### Data for this task
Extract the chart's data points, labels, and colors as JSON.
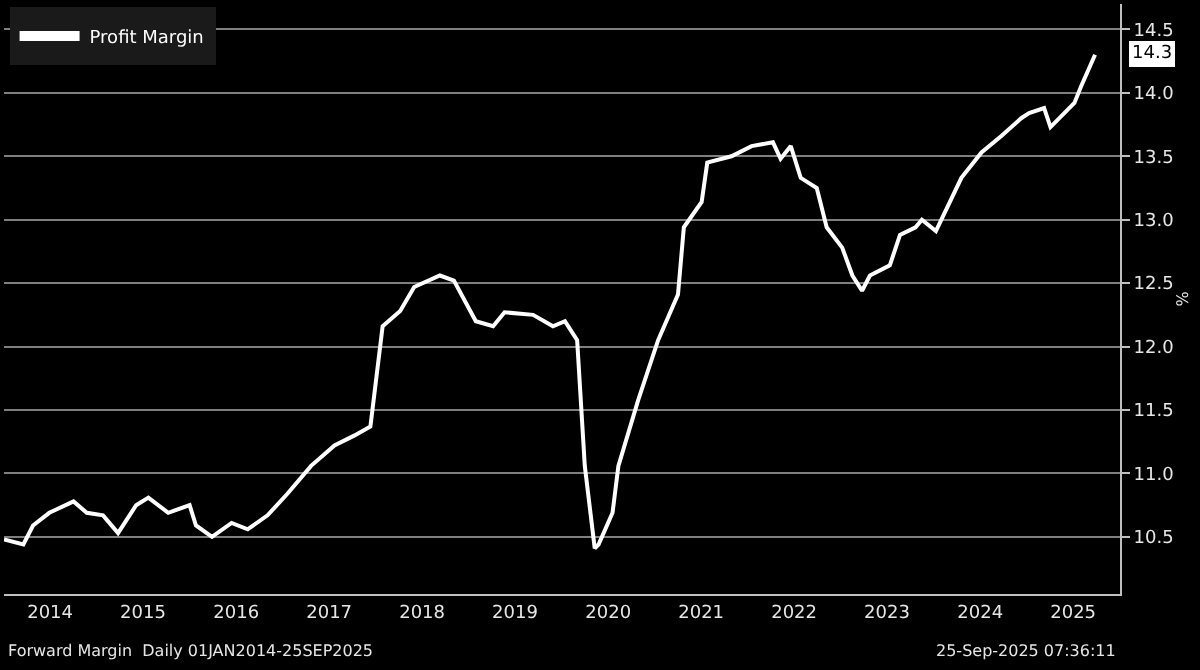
{
  "chart_data": {
    "type": "line",
    "x": [
      "2014-01-01",
      "2014-03-18",
      "2014-04-25",
      "2014-06-28",
      "2014-10-01",
      "2014-11-22",
      "2015-01-25",
      "2015-03-25",
      "2015-06-04",
      "2015-07-22",
      "2015-10-08",
      "2015-12-31",
      "2016-01-25",
      "2016-03-28",
      "2016-06-13",
      "2016-08-15",
      "2016-11-01",
      "2017-01-18",
      "2017-04-21",
      "2017-07-22",
      "2017-10-09",
      "2017-12-10",
      "2018-01-27",
      "2018-04-06",
      "2018-05-31",
      "2018-09-09",
      "2018-11-03",
      "2019-01-28",
      "2019-04-06",
      "2019-05-21",
      "2019-09-10",
      "2019-11-27",
      "2020-01-13",
      "2020-03-01",
      "2020-03-31",
      "2020-05-09",
      "2020-05-24",
      "2020-07-18",
      "2020-08-10",
      "2020-10-27",
      "2021-01-13",
      "2021-04-01",
      "2021-04-24",
      "2021-07-03",
      "2021-07-25",
      "2021-10-28",
      "2022-01-15",
      "2022-04-09",
      "2022-05-09",
      "2022-06-18",
      "2022-07-27",
      "2022-09-28",
      "2022-11-06",
      "2023-01-06",
      "2023-02-15",
      "2023-03-25",
      "2023-04-25",
      "2023-07-12",
      "2023-08-21",
      "2023-10-21",
      "2023-11-15",
      "2024-01-09",
      "2024-04-18",
      "2024-07-06",
      "2024-09-22",
      "2024-12-09",
      "2025-01-09",
      "2025-03-09",
      "2025-04-03",
      "2025-07-06",
      "2025-08-01",
      "2025-09-25"
    ],
    "series": [
      {
        "name": "Profit Margin",
        "color": "#ffffff",
        "values": [
          10.48,
          10.44,
          10.59,
          10.69,
          10.78,
          10.69,
          10.67,
          10.53,
          10.75,
          10.81,
          10.69,
          10.75,
          10.59,
          10.5,
          10.61,
          10.56,
          10.67,
          10.84,
          11.06,
          11.22,
          11.3,
          11.37,
          12.16,
          12.28,
          12.47,
          12.56,
          12.52,
          12.2,
          12.16,
          12.27,
          12.25,
          12.16,
          12.2,
          12.05,
          11.06,
          10.41,
          10.44,
          10.69,
          11.06,
          11.58,
          12.05,
          12.41,
          12.94,
          13.14,
          13.45,
          13.5,
          13.58,
          13.61,
          13.48,
          13.58,
          13.33,
          13.25,
          12.94,
          12.78,
          12.56,
          12.44,
          12.56,
          12.64,
          12.88,
          12.94,
          13.0,
          12.91,
          13.33,
          13.53,
          13.66,
          13.8,
          13.84,
          13.88,
          13.73,
          13.92,
          14.05,
          14.3
        ]
      }
    ],
    "ylabel": "%",
    "xlim": [
      "2014-01-01",
      "2026-01-01"
    ],
    "xticks": [
      {
        "value": "2014-07-01",
        "label": "2014"
      },
      {
        "value": "2015-07-01",
        "label": "2015"
      },
      {
        "value": "2016-07-01",
        "label": "2016"
      },
      {
        "value": "2017-07-01",
        "label": "2017"
      },
      {
        "value": "2018-07-01",
        "label": "2018"
      },
      {
        "value": "2019-07-01",
        "label": "2019"
      },
      {
        "value": "2020-07-01",
        "label": "2020"
      },
      {
        "value": "2021-07-01",
        "label": "2021"
      },
      {
        "value": "2022-07-01",
        "label": "2022"
      },
      {
        "value": "2023-07-01",
        "label": "2023"
      },
      {
        "value": "2024-07-01",
        "label": "2024"
      },
      {
        "value": "2025-07-01",
        "label": "2025"
      }
    ],
    "ylim": [
      10.05,
      14.7
    ],
    "yticks": [
      {
        "value": 10.5,
        "label": "10.5"
      },
      {
        "value": 11.0,
        "label": "11.0"
      },
      {
        "value": 11.5,
        "label": "11.5"
      },
      {
        "value": 12.0,
        "label": "12.0"
      },
      {
        "value": 12.5,
        "label": "12.5"
      },
      {
        "value": 13.0,
        "label": "13.0"
      },
      {
        "value": 13.5,
        "label": "13.5"
      },
      {
        "value": 14.0,
        "label": "14.0"
      },
      {
        "value": 14.5,
        "label": "14.5"
      }
    ],
    "annotations": [
      "14.3",
      "Forward Margin  Daily 01JAN2014-25SEP2025",
      "25-Sep-2025 07:36:11"
    ],
    "grid": "y",
    "legend": "top left",
    "marker": "none",
    "line_style": "solid"
  }
}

### Exercise prompt
Return all lines with the word "Margin" in them.

### Exercise solution
        "name": "Profit Margin",
      "Forward Margin  Daily 01JAN2014-25SEP2025",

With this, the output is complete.